__Supplied material__:
--

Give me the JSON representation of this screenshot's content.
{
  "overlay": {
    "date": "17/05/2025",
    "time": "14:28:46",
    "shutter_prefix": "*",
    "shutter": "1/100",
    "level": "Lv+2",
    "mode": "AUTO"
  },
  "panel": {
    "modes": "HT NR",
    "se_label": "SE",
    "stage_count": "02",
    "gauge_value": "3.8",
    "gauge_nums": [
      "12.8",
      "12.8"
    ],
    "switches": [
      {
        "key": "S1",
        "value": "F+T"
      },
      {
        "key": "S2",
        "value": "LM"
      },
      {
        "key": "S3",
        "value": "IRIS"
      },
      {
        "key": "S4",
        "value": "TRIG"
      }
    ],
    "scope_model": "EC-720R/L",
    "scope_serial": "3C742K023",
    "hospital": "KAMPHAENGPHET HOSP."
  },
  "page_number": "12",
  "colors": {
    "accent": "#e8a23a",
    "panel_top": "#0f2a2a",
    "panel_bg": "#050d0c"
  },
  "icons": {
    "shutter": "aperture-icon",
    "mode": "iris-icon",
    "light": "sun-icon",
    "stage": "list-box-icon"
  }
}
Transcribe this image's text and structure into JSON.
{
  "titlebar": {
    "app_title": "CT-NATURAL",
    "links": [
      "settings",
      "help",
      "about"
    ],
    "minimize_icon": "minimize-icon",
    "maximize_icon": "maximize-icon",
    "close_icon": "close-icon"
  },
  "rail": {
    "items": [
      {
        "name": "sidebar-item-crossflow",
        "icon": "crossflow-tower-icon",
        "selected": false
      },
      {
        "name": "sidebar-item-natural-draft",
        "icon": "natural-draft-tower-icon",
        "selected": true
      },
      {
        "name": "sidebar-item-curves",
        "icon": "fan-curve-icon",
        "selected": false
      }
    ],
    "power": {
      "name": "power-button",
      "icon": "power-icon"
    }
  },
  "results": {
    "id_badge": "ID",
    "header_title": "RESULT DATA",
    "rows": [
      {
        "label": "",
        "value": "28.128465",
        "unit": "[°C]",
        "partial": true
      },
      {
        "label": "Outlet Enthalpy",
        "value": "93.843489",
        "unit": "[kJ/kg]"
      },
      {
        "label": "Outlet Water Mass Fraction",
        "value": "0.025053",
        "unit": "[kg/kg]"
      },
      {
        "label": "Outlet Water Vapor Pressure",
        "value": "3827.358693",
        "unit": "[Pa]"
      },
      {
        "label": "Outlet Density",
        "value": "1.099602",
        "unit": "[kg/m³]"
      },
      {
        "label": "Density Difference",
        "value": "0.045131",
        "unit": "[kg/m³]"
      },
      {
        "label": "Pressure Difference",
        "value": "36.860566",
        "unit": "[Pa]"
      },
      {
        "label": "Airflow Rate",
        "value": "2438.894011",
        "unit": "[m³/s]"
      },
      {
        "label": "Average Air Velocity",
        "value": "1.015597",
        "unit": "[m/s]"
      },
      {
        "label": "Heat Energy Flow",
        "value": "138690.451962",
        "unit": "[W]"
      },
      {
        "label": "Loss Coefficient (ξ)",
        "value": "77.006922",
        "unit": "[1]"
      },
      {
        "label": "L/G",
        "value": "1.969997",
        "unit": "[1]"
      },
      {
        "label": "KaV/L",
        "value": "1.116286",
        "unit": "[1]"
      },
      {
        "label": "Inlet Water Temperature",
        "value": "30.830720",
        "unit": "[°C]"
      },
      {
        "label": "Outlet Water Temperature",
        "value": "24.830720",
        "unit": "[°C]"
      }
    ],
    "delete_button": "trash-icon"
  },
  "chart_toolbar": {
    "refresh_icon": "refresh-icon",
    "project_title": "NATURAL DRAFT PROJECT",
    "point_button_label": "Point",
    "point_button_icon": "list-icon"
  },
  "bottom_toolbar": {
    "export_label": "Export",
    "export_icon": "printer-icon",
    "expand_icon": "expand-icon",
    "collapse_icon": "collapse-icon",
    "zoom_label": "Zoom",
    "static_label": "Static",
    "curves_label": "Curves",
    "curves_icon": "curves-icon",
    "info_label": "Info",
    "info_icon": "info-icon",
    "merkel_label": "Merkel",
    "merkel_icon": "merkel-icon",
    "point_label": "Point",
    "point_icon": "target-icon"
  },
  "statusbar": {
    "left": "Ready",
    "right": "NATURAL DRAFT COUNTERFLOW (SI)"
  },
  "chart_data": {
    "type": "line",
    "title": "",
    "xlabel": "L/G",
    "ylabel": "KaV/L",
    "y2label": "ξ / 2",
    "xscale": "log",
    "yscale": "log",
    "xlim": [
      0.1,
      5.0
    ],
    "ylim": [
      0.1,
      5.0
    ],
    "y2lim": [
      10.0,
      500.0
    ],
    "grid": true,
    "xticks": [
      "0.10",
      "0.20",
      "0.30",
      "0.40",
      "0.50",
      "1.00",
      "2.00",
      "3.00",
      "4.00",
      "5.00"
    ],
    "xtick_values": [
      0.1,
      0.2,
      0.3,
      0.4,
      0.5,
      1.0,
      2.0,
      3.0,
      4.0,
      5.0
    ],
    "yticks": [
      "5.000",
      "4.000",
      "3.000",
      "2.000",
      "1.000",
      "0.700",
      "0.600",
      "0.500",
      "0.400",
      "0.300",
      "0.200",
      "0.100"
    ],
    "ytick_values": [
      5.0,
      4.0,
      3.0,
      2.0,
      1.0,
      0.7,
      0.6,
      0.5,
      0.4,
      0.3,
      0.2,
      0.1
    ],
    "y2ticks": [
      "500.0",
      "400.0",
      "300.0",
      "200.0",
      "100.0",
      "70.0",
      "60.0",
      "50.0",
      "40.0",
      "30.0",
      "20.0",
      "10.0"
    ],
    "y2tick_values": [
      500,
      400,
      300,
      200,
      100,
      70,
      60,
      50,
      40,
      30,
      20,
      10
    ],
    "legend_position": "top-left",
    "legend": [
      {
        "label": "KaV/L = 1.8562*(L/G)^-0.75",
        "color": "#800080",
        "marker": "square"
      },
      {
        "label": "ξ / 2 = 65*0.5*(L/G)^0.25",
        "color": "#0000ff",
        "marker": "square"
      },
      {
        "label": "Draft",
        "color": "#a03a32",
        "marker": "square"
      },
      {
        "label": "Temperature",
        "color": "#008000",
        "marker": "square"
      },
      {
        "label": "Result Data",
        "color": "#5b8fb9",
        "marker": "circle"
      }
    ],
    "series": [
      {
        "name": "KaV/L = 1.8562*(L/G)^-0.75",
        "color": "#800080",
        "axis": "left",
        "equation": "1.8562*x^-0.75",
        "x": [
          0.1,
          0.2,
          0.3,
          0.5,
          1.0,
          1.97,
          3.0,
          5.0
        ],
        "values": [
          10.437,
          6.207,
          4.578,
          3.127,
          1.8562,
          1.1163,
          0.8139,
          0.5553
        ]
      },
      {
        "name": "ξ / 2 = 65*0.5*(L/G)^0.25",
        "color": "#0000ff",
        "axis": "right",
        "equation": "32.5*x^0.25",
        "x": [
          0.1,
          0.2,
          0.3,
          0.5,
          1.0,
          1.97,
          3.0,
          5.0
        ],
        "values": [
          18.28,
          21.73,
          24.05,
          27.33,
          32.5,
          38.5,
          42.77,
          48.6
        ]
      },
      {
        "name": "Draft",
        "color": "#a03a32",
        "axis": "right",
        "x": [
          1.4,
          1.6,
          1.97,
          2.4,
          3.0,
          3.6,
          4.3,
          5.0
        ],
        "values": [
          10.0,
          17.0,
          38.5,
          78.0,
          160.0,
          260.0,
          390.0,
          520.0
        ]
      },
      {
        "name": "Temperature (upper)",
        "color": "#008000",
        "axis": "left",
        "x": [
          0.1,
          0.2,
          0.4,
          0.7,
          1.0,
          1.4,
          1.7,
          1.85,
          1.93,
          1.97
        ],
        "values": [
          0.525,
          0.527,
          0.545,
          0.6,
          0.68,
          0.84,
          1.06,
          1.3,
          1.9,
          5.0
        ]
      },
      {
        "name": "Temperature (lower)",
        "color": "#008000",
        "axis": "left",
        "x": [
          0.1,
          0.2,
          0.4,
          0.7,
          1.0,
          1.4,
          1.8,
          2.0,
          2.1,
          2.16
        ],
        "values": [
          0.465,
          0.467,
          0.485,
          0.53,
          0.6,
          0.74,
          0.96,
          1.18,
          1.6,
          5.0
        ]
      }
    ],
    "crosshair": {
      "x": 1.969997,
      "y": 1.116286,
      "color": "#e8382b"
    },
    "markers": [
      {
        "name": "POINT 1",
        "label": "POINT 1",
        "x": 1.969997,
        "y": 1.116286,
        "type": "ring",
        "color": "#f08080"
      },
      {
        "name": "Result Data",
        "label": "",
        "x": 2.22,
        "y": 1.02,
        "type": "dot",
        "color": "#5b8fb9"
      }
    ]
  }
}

--

__What you are asked to do__:
Look through the data and gather every line with the string "crossflow" in it.

__Solution to this task__:
        "name": "sidebar-item-crossflow",
        "icon": "crossflow-tower-icon",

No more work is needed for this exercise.